— start INFORMATION PROVIDED —

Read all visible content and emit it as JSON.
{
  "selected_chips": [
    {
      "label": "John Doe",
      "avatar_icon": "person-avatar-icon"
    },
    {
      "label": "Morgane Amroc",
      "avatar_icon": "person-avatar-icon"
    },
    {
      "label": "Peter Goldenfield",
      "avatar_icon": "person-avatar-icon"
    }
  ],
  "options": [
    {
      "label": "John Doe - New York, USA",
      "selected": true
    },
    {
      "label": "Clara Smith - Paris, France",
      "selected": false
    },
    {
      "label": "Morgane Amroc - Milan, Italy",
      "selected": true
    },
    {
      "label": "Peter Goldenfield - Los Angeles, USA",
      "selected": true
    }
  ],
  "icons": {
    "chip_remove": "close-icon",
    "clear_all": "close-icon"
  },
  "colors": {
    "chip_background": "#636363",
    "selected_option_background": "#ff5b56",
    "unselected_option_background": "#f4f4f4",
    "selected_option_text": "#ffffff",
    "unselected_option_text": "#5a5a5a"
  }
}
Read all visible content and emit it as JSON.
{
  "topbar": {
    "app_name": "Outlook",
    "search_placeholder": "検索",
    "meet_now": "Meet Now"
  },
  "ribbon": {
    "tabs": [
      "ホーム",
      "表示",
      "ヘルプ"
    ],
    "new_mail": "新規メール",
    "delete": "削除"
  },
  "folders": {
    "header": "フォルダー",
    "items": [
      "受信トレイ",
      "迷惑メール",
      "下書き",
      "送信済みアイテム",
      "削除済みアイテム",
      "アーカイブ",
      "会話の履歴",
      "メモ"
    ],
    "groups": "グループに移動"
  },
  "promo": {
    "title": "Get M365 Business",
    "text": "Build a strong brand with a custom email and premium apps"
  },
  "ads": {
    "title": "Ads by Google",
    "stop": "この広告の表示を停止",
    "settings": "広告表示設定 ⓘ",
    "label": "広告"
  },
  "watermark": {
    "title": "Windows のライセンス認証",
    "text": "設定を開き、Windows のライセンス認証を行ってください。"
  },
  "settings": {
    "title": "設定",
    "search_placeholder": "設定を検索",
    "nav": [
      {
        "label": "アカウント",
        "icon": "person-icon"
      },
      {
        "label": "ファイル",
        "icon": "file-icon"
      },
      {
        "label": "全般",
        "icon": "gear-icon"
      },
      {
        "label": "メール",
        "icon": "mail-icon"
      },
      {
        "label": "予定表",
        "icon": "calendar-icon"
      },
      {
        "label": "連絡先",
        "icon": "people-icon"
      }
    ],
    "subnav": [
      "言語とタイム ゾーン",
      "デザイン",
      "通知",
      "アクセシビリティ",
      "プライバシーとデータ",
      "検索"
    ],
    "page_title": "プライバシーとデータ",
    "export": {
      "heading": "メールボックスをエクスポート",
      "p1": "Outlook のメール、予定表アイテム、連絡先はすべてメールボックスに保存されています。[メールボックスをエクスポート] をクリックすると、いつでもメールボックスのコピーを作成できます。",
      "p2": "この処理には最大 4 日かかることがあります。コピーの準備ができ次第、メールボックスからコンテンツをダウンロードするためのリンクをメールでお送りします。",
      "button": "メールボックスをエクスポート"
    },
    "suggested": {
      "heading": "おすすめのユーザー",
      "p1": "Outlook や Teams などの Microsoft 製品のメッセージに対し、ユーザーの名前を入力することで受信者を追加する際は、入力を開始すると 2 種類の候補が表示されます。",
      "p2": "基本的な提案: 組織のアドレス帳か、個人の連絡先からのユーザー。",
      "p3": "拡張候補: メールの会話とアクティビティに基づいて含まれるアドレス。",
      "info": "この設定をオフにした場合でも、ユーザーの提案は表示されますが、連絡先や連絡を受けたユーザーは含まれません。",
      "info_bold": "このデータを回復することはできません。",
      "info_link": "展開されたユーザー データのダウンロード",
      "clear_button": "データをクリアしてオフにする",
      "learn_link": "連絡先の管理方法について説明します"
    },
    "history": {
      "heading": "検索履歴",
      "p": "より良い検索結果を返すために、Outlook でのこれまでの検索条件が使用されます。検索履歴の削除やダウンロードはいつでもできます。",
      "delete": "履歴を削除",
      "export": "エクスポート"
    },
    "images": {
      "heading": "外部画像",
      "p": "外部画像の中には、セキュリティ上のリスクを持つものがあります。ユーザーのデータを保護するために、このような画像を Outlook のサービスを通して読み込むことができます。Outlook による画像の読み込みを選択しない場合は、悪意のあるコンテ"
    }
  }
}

— end INFORMATION PROVIDED —

From the material above, copy each line that includes the word "Outlook".

▸ **CORRECT RESULT**:
    "app_name": "Outlook",
      "p1": "Outlook のメール、予定表アイテム、連絡先はすべてメールボックスに保存されています。[メールボックスをエクスポート] をクリックすると、いつでもメールボックスのコピーを作成できます。",
      "p1": "Outlook や Teams などの Microsoft 製品のメッセージに対し、ユーザーの名前を入力することで受信者を追加する際は、入力を開始すると 2 種類の候補が表示されます。",
      "p": "より良い検索結果を返すために、Outlook でのこれまでの検索条件が使用されます。検索履歴の削除やダウンロードはいつでもできます。",
      "p": "外部画像の中には、セキュリティ上のリスクを持つものがあります。ユーザーのデータを保護するために、このような画像を Outlook のサービスを通して読み込むことができます。Outlook による画像の読み込みを選択しない場合は、悪意のあるコンテ"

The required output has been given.